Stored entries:
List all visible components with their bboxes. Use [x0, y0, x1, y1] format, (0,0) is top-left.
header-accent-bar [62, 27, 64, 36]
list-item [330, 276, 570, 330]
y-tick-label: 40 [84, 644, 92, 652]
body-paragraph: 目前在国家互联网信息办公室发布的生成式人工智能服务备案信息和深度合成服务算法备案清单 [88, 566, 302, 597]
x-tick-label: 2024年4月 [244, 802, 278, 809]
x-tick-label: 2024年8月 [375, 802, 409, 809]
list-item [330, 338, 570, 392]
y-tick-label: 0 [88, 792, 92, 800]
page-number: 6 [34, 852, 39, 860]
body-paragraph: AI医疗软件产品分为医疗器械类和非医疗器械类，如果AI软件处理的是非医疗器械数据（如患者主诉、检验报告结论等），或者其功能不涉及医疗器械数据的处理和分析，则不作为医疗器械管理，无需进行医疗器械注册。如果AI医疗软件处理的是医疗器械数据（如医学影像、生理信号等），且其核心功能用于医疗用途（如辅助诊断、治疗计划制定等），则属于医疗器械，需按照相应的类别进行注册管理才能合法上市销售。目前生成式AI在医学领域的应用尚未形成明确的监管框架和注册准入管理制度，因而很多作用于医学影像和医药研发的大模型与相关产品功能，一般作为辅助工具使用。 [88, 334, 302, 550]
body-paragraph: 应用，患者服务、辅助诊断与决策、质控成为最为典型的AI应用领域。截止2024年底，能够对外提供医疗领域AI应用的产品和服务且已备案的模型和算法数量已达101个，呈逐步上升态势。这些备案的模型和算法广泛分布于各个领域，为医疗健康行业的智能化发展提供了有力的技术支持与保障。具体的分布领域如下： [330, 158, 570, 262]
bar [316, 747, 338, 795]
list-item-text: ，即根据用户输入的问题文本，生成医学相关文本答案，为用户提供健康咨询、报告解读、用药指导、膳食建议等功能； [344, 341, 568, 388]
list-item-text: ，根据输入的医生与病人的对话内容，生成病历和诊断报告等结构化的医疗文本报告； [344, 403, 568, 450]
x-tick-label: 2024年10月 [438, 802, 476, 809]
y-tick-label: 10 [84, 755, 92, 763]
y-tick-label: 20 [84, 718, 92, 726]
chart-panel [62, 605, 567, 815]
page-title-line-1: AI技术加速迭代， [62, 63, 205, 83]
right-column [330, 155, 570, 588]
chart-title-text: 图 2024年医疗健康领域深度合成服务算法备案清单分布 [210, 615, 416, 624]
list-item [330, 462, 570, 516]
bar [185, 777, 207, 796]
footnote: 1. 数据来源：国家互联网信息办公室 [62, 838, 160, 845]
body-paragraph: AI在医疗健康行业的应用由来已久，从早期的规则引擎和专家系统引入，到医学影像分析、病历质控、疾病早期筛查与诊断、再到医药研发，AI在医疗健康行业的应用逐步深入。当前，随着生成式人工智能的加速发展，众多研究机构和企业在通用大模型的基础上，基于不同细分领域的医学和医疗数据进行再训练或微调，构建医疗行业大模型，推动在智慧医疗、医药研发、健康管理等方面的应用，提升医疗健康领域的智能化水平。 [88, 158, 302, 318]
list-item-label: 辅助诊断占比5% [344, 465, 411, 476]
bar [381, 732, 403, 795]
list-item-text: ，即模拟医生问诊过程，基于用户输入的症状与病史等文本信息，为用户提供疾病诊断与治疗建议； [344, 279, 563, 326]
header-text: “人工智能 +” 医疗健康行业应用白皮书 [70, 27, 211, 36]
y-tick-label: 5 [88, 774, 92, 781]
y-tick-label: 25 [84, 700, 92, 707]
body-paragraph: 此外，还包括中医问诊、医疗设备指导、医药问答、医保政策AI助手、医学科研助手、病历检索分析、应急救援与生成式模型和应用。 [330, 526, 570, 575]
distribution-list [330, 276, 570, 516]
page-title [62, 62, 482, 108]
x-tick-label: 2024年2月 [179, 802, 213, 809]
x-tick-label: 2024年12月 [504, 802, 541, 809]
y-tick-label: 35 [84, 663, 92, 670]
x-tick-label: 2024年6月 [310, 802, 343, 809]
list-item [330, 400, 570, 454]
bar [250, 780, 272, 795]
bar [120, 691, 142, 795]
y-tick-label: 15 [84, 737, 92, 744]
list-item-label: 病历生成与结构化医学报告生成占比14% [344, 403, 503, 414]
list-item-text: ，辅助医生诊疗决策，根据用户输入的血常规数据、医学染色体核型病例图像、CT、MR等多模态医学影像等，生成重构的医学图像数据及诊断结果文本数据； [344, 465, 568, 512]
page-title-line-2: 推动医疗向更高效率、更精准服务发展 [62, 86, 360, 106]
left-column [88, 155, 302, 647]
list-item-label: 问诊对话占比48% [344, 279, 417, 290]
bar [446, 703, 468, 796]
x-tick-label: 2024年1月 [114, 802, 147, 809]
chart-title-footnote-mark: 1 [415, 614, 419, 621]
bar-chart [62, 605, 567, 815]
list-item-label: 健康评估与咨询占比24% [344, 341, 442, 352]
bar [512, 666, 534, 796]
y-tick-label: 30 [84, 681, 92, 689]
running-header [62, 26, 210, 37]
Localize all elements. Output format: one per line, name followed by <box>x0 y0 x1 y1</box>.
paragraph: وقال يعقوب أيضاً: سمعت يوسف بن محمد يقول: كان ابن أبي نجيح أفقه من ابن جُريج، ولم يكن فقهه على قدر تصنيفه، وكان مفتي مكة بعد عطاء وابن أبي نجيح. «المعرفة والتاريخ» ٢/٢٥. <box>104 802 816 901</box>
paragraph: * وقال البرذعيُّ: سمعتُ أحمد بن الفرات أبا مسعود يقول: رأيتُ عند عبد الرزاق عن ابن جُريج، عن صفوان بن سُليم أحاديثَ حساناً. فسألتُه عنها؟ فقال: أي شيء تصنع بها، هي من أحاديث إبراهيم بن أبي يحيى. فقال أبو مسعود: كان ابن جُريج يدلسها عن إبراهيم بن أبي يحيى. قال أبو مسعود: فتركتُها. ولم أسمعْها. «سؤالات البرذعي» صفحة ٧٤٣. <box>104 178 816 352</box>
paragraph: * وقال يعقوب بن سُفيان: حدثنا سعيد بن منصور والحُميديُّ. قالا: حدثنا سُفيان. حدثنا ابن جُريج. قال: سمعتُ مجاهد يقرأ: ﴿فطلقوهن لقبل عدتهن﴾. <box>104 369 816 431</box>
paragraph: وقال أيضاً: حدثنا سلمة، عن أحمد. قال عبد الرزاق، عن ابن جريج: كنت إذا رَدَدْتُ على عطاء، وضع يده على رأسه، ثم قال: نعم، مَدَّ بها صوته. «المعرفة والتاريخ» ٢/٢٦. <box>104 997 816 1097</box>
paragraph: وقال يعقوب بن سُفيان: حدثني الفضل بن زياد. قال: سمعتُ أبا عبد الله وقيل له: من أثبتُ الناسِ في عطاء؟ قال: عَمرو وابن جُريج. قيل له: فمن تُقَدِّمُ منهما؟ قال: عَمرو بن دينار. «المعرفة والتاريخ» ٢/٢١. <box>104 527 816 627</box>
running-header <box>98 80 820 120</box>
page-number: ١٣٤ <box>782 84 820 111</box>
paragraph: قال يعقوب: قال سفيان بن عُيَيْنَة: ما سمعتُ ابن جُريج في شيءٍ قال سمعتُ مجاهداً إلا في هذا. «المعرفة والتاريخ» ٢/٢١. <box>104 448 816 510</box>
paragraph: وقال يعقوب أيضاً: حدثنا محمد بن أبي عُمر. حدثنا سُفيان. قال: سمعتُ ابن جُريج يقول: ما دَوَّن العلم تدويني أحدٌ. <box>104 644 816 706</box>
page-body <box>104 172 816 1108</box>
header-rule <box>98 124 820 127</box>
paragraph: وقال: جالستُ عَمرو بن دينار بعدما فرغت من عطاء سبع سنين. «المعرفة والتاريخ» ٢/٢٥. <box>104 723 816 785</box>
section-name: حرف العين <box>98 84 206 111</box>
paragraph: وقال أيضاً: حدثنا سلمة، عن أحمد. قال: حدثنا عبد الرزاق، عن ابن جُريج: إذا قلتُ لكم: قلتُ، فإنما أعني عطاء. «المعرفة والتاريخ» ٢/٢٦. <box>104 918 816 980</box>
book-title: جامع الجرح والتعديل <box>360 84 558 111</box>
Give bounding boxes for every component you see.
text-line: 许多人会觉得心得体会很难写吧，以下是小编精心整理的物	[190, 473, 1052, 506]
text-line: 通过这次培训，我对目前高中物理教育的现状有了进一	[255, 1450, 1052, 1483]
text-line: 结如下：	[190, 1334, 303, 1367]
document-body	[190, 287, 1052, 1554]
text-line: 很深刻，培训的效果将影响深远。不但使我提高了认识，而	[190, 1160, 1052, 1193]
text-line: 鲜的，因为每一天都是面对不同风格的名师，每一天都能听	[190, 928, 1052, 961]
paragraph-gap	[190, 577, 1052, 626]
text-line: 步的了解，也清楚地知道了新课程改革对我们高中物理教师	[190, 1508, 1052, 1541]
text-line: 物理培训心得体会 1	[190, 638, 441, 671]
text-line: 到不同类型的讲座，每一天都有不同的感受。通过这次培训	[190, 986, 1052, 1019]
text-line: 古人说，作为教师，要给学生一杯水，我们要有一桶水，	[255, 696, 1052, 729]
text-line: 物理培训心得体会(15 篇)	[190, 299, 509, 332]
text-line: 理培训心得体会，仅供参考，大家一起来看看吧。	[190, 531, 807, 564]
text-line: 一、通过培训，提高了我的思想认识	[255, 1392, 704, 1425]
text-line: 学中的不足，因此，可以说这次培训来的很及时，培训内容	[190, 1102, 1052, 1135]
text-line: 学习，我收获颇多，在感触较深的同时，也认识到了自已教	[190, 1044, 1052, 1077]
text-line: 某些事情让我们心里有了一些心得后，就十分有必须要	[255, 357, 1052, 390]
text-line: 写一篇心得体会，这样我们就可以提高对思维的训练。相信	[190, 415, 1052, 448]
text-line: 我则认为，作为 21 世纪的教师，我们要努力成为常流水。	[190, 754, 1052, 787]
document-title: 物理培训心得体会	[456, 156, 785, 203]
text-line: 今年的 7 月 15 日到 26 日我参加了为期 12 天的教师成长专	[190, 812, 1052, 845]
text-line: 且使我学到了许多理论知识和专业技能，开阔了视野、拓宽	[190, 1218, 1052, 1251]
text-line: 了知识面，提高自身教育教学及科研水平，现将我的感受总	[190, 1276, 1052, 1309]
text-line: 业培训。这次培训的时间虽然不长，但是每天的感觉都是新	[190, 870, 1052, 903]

Given task: Reproduce the listing from its first line through the line that contains "x-tick-label: 2024年4月 [244, 802, 278, 809]", including both of those lines.

Exercise solution:
List all visible components with their bboxes. Use [x0, y0, x1, y1] format, (0,0) is top-left.
header-accent-bar [62, 27, 64, 36]
list-item [330, 276, 570, 330]
y-tick-label: 40 [84, 644, 92, 652]
body-paragraph: 目前在国家互联网信息办公室发布的生成式人工智能服务备案信息和深度合成服务算法备案清单 [88, 566, 302, 597]
x-tick-label: 2024年4月 [244, 802, 278, 809]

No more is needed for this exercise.